(A block of data)
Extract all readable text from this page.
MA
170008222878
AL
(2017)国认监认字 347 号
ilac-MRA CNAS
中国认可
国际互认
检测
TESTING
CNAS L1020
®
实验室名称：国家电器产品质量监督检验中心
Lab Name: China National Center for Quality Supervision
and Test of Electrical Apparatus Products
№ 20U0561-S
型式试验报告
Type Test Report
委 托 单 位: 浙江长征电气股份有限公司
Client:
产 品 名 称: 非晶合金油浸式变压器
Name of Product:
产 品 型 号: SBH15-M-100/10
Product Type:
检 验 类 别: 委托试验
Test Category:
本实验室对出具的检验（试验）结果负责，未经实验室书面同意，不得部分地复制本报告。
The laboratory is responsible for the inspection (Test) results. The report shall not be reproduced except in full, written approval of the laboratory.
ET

## PROBLEM
From the listing above, copy all lines holding the word "Name".

## WRITTEN SOLUTION
Lab Name: China National Center for Quality Supervision
Name of Product:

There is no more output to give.